- The problem:
Records follow. Pull out every line that contains "детских".
begin
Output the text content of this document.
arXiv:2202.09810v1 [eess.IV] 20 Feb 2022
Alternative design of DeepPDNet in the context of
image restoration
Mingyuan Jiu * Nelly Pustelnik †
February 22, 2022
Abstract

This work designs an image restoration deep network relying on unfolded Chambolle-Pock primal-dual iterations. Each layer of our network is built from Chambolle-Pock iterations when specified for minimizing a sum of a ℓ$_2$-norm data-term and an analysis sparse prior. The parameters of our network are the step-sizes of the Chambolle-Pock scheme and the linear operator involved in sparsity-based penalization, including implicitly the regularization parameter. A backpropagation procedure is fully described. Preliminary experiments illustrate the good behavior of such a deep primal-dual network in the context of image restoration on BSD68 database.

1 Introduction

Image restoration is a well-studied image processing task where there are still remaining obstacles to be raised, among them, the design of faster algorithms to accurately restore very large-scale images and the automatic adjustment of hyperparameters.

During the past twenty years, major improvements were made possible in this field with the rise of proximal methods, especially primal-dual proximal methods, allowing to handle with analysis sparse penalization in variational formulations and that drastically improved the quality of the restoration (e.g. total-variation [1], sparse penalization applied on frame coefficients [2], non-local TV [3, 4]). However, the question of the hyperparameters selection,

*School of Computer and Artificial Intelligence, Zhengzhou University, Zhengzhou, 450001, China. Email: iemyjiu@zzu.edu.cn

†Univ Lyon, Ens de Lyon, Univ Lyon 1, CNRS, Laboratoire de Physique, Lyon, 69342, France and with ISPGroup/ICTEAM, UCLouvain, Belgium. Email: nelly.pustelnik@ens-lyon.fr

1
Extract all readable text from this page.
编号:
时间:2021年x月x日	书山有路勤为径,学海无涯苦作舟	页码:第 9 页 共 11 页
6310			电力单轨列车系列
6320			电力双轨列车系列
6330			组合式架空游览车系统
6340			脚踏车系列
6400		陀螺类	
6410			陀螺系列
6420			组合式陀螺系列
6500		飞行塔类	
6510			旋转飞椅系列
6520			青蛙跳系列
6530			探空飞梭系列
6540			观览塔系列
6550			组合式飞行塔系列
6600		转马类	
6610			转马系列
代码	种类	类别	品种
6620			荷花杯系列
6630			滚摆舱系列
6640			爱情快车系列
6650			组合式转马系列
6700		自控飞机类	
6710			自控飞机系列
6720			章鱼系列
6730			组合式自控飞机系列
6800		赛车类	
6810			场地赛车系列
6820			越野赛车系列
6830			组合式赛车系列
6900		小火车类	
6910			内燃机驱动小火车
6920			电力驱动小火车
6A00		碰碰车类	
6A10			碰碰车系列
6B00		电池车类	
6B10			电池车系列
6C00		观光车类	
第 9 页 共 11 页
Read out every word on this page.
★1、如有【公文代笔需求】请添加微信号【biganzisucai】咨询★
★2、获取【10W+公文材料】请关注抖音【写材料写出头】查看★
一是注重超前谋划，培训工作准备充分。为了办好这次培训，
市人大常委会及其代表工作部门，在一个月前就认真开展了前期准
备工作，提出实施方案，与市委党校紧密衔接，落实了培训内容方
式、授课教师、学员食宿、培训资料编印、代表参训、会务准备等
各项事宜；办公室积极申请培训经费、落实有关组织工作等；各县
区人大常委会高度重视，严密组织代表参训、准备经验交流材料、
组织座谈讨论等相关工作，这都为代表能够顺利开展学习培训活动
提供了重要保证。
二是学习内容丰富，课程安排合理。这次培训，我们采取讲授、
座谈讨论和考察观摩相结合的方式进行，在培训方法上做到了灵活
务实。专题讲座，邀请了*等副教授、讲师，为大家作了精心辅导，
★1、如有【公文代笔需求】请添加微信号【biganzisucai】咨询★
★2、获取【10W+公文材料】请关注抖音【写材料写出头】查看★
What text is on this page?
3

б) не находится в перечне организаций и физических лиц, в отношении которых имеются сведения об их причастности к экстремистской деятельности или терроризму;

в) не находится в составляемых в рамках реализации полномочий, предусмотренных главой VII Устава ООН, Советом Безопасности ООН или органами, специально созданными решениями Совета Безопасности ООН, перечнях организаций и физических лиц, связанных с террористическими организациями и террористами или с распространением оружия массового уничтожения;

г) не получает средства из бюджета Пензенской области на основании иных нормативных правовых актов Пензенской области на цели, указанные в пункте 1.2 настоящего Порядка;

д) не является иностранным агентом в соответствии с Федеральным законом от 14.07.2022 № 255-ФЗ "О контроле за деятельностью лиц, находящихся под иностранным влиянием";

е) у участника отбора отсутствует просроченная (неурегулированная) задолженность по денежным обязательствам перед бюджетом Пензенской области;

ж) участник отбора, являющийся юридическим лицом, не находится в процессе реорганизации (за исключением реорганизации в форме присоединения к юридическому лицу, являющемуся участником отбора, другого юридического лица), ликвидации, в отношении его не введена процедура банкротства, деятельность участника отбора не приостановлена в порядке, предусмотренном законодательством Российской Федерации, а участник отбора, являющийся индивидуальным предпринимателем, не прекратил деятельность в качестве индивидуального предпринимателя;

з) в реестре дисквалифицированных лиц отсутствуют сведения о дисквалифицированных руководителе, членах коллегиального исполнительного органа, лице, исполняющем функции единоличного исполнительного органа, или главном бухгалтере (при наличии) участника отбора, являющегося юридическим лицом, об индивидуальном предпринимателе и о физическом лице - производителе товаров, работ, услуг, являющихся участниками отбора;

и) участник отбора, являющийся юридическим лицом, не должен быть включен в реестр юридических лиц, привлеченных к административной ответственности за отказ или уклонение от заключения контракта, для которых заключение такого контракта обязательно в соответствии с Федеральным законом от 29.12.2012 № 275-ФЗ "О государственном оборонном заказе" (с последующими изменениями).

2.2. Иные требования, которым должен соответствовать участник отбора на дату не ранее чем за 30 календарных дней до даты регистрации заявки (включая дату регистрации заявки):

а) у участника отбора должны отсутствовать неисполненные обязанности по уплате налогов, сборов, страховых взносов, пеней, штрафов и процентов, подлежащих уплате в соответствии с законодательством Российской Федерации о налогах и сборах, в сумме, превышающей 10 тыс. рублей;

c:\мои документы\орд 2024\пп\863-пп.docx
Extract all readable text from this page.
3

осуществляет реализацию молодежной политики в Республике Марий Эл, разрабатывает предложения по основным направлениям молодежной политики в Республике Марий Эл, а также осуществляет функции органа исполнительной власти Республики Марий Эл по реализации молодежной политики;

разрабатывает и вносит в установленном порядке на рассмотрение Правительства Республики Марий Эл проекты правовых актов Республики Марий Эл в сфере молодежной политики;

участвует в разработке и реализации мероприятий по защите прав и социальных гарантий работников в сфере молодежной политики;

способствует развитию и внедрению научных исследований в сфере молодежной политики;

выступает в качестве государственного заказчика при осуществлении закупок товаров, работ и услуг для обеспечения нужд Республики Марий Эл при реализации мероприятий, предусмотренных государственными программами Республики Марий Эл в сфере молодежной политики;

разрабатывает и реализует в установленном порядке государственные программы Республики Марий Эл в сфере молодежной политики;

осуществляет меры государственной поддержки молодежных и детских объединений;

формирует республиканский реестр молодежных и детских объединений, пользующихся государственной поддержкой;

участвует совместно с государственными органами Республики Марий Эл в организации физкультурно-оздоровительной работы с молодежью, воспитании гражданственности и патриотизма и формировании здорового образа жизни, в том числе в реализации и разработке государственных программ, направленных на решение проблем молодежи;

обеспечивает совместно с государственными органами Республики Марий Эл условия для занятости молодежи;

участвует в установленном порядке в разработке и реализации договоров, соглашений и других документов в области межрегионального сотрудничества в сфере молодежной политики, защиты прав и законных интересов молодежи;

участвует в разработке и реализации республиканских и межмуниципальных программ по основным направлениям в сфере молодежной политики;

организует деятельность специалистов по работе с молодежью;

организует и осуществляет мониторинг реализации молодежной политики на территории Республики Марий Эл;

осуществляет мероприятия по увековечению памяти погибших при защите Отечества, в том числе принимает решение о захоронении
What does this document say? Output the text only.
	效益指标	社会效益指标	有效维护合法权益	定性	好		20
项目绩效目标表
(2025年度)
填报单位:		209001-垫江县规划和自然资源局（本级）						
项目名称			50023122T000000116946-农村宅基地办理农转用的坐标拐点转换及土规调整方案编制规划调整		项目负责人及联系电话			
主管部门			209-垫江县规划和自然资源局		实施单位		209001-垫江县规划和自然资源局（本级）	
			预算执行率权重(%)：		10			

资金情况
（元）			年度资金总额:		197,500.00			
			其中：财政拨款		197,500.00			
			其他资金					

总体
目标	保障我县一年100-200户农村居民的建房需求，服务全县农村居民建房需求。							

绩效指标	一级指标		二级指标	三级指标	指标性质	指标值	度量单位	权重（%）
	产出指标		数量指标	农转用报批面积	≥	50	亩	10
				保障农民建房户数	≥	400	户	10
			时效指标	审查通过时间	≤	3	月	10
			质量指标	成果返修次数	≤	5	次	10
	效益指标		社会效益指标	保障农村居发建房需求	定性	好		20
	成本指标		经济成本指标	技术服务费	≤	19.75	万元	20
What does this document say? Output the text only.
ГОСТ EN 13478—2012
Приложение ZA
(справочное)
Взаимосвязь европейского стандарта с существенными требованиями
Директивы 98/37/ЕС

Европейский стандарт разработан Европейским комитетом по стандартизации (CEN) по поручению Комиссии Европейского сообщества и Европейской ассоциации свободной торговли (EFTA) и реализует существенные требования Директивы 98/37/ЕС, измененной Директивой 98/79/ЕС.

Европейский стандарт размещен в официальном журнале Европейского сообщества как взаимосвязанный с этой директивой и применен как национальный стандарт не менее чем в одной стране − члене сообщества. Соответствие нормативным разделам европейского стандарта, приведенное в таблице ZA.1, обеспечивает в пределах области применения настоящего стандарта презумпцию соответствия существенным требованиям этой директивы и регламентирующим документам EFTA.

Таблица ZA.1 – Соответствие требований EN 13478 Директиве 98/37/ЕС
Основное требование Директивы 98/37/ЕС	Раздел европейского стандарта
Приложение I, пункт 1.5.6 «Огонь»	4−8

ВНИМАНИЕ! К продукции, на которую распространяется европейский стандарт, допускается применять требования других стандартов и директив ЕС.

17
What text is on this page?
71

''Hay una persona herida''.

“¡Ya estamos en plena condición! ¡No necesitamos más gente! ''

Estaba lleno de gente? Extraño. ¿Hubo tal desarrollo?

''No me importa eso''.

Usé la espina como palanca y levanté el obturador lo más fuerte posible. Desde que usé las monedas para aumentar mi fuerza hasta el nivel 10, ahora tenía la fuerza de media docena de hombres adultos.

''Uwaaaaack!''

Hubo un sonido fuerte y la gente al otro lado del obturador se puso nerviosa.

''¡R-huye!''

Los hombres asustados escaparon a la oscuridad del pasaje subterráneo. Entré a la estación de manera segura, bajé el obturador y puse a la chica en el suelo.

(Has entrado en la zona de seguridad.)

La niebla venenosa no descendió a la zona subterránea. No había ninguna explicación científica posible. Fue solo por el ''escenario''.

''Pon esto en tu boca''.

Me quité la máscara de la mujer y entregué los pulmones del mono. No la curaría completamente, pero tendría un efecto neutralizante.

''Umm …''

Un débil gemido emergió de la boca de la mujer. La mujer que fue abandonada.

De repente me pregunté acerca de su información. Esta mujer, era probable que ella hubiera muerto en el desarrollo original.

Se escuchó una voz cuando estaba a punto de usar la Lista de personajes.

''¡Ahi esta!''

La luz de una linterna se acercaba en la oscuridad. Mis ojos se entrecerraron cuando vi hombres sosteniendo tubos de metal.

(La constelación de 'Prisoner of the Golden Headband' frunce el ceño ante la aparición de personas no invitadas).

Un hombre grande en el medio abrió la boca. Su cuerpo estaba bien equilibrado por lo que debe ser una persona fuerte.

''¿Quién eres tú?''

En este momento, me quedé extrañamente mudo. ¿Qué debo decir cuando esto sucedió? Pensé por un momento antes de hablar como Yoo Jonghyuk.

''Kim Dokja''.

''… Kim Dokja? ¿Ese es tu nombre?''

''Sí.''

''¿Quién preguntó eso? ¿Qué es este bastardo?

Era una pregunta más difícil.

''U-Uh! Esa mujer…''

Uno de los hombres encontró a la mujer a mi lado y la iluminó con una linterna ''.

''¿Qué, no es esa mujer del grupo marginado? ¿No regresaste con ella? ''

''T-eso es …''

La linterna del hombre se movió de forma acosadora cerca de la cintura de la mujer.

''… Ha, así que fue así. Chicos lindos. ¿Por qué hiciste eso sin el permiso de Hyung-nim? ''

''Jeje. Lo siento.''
end
- Final result:
осуществляет меры государственной поддержки молодежных и детских объединений;
формирует республиканский реестр молодежных и детских объединений, пользующихся государственной поддержкой;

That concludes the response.